**Task objective:** Copy the data word for word, from its first line up to and including the line that contains "unread-dot — [369, 316, 376, 323]".

Data taken from a collection:
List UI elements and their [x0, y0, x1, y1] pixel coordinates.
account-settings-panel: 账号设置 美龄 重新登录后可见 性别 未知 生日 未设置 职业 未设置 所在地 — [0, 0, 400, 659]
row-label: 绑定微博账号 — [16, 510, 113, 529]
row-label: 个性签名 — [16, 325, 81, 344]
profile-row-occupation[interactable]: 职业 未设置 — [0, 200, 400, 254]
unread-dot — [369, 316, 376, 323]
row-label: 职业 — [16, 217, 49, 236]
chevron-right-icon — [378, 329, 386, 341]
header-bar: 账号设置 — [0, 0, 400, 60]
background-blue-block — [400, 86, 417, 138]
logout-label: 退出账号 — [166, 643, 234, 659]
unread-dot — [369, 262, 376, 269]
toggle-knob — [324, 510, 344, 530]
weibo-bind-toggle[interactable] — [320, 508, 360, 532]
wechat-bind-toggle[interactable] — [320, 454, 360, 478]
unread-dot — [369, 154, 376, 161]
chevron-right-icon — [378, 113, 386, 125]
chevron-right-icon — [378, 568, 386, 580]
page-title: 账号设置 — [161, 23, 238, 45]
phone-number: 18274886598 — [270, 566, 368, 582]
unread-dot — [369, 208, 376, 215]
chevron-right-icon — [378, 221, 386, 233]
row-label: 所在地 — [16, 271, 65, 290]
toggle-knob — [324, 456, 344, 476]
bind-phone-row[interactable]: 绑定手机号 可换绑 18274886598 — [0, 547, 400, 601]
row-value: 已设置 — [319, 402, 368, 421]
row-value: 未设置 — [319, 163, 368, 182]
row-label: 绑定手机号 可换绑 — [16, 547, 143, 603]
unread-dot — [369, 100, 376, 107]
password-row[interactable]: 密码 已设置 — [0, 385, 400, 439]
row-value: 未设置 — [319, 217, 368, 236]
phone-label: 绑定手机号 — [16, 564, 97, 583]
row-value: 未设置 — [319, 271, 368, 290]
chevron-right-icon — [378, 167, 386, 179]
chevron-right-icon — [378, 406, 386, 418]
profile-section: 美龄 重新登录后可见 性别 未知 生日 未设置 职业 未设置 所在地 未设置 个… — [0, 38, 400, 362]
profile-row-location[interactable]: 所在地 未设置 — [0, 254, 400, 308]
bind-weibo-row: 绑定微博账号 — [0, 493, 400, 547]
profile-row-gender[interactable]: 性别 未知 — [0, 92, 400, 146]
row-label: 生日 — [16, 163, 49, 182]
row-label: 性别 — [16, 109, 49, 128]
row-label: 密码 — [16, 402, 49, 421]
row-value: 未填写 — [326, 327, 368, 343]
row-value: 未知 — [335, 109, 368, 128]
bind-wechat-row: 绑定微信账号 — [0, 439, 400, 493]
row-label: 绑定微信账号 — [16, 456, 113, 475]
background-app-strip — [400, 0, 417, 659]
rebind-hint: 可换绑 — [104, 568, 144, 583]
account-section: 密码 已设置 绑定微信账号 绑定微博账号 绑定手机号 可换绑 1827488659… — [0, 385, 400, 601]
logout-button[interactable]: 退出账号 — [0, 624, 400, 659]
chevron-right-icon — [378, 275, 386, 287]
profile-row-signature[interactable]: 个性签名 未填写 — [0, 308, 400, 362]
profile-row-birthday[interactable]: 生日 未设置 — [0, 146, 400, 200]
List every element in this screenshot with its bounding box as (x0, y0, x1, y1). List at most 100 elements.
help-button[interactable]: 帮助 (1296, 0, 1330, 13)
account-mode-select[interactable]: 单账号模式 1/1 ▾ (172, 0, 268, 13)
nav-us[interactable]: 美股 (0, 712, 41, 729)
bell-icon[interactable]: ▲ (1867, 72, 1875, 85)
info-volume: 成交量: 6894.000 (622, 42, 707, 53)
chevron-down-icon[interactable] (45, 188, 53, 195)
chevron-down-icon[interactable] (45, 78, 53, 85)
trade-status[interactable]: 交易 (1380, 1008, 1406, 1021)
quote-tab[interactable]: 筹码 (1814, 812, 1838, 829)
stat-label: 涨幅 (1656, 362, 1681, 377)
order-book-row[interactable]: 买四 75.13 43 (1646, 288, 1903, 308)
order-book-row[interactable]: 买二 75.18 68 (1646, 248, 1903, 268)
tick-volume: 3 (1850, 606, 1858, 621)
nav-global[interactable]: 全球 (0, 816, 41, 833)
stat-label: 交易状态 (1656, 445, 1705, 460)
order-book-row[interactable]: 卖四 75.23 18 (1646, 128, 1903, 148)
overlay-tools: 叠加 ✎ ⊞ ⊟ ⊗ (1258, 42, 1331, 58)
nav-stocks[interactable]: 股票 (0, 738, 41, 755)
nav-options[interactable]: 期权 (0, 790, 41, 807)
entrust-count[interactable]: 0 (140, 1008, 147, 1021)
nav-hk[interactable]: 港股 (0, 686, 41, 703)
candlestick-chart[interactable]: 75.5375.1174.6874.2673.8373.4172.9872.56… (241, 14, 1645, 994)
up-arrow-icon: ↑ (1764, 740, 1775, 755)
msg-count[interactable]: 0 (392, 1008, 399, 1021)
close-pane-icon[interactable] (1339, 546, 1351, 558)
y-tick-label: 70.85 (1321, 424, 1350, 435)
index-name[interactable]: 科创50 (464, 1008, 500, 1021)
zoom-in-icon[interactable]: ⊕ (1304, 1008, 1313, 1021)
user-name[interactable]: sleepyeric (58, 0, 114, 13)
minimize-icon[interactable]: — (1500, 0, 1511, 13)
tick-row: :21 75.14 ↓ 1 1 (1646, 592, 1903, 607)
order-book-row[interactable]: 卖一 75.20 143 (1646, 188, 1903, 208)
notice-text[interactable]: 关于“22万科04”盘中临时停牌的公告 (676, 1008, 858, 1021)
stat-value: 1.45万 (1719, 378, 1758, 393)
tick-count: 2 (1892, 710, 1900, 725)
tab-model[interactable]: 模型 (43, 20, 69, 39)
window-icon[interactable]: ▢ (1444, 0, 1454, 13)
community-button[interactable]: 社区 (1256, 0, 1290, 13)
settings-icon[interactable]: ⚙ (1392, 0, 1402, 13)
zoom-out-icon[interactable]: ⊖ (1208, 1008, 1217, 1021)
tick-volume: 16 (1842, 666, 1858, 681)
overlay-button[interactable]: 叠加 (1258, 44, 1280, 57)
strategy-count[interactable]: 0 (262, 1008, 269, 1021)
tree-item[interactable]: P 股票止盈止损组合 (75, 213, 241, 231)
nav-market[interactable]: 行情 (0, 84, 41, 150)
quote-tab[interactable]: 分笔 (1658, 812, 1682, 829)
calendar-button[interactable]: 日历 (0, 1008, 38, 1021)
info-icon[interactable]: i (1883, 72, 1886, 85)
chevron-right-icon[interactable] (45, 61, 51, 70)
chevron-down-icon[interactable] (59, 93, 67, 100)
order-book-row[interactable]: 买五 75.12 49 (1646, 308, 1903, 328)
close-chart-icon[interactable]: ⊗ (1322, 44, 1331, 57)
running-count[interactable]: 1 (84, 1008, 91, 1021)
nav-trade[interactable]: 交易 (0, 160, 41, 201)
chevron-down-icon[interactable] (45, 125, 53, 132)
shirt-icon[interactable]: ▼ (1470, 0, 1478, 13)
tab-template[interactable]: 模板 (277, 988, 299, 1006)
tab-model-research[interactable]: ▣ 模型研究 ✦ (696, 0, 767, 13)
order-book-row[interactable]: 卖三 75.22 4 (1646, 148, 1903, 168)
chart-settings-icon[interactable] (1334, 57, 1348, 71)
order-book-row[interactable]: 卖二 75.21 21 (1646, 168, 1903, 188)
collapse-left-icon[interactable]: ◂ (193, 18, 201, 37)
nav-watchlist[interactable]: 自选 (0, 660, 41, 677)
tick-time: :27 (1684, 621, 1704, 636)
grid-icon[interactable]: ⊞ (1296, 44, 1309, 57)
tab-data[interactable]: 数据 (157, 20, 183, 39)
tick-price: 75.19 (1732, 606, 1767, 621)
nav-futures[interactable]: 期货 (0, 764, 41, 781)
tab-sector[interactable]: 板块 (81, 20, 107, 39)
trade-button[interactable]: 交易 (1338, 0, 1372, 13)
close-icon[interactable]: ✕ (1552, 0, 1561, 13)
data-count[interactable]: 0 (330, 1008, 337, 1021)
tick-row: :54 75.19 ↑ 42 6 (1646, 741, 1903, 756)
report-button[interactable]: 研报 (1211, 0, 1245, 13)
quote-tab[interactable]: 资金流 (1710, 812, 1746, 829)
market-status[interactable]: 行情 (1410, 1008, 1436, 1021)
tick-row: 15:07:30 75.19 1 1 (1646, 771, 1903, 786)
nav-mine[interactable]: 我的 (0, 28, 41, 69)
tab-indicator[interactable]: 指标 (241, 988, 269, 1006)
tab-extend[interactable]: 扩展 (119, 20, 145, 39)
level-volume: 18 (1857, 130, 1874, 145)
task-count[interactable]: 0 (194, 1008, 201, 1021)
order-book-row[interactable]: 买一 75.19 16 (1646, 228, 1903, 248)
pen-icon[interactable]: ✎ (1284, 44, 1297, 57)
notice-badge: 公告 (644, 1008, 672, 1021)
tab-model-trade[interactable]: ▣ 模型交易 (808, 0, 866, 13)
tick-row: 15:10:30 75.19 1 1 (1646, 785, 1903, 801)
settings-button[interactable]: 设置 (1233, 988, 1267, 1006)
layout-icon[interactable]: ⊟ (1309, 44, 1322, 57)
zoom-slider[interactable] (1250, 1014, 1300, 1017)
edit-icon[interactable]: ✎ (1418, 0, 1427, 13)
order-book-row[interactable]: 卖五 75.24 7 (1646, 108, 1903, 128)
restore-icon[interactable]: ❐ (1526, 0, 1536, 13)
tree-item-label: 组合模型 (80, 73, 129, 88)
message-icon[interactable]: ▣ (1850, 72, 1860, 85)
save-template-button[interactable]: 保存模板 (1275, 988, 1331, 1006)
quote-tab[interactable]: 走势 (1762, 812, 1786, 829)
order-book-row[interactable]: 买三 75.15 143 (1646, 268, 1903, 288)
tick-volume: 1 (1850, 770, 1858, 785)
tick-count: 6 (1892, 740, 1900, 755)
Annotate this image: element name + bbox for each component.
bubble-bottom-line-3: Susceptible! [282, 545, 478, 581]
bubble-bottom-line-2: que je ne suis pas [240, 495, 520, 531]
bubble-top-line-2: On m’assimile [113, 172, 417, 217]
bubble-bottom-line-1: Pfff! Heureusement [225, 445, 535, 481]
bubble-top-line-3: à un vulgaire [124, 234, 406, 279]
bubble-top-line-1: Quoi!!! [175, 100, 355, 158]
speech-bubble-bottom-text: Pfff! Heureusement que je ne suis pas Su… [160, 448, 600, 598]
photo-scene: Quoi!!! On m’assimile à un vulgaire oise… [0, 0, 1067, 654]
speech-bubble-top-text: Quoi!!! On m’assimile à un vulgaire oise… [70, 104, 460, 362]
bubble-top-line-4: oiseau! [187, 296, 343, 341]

**Final answer:**
List UI elements and their [x0, y0, x1, y1] pixel coordinates.
account-settings-panel: 账号设置 美龄 重新登录后可见 性别 未知 生日 未设置 职业 未设置 所在地 — [0, 0, 400, 659]
row-label: 绑定微博账号 — [16, 510, 113, 529]
row-label: 个性签名 — [16, 325, 81, 344]
profile-row-occupation[interactable]: 职业 未设置 — [0, 200, 400, 254]
unread-dot — [369, 316, 376, 323]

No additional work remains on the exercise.